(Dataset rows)

<<<<

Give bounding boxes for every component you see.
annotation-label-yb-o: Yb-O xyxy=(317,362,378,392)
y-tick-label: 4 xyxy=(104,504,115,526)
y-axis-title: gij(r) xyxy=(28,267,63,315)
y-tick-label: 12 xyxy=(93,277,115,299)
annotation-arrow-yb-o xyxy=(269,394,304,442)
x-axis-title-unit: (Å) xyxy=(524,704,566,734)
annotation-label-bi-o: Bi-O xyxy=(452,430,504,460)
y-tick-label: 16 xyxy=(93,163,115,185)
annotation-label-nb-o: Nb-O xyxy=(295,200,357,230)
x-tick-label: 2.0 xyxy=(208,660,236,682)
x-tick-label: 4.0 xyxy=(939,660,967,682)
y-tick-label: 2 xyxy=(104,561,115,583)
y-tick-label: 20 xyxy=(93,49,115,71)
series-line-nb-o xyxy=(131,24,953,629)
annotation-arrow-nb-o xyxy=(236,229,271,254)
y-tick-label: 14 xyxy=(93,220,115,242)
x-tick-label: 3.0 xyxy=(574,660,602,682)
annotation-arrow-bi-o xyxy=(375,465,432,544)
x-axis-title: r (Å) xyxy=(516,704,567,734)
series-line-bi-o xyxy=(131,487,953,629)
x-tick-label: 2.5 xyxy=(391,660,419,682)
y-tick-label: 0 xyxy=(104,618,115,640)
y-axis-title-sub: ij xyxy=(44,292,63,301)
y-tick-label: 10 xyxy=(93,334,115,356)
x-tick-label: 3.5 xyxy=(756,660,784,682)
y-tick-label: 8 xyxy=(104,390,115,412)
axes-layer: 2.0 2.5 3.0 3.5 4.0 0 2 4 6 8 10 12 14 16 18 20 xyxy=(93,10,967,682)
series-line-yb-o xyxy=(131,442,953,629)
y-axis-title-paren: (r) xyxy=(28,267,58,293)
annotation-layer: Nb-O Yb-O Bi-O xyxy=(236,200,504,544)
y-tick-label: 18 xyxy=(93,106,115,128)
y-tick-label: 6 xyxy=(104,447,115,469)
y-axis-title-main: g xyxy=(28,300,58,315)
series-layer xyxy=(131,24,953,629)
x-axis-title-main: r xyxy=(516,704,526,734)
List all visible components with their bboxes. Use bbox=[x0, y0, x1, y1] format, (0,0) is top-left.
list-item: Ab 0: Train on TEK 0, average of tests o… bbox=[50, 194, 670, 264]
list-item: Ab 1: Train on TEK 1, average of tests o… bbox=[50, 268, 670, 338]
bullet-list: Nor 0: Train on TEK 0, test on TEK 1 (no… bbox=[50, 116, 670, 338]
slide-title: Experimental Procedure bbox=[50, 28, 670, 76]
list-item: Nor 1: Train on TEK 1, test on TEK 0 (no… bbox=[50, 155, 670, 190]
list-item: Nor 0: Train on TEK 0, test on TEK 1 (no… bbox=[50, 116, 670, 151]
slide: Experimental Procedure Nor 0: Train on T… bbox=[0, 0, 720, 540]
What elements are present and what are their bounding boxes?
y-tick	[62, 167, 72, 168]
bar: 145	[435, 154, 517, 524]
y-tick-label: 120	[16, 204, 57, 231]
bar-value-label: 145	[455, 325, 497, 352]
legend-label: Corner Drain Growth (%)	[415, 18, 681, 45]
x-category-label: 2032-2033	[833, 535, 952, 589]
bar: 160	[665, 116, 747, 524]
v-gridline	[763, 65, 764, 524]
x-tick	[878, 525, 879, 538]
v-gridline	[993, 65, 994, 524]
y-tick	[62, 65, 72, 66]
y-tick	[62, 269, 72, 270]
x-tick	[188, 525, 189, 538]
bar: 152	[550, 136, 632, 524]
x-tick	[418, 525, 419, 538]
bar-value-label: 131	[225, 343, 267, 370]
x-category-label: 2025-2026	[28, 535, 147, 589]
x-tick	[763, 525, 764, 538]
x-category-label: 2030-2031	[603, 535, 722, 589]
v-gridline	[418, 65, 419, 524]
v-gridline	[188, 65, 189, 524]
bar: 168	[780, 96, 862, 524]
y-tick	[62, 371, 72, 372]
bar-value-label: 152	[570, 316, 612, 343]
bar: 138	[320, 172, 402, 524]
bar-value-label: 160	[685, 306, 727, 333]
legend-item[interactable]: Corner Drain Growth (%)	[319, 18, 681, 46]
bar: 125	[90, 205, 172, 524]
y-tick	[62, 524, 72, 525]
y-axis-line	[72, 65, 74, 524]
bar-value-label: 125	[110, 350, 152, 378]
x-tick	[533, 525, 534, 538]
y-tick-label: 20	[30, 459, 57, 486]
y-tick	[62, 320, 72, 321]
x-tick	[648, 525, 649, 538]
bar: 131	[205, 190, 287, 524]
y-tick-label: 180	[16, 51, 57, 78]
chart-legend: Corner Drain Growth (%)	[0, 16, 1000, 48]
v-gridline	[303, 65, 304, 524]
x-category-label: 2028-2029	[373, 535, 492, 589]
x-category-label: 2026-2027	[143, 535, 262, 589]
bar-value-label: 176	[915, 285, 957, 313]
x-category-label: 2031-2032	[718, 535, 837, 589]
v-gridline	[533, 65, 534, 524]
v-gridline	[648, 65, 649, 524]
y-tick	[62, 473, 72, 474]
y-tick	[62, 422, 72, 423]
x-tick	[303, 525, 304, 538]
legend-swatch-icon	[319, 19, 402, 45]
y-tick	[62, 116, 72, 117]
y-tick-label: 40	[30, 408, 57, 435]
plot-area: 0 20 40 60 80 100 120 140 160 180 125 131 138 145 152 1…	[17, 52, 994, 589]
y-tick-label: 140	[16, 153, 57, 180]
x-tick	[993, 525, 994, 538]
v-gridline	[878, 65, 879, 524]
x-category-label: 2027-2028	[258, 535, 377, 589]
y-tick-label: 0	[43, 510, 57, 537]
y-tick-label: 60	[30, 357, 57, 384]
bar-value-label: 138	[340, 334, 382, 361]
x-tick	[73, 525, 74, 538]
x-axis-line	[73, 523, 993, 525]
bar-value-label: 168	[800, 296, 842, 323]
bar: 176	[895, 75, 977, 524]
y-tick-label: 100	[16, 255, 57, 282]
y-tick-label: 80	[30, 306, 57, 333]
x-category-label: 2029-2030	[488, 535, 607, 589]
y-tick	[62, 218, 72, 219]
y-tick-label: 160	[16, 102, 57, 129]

>>>>

* _What you will do_: Copy the entries word for word, from the first line of the entries through the line that contains "x-tick-label: 4.0 xyxy=(939,660,967,682)", including that line.

* _Correct answer_:
Give bounding boxes for every component you see.
annotation-label-yb-o: Yb-O xyxy=(317,362,378,392)
y-tick-label: 4 xyxy=(104,504,115,526)
y-axis-title: gij(r) xyxy=(28,267,63,315)
y-tick-label: 12 xyxy=(93,277,115,299)
annotation-arrow-yb-o xyxy=(269,394,304,442)
x-axis-title-unit: (Å) xyxy=(524,704,566,734)
annotation-label-bi-o: Bi-O xyxy=(452,430,504,460)
y-tick-label: 16 xyxy=(93,163,115,185)
annotation-label-nb-o: Nb-O xyxy=(295,200,357,230)
x-tick-label: 2.0 xyxy=(208,660,236,682)
x-tick-label: 4.0 xyxy=(939,660,967,682)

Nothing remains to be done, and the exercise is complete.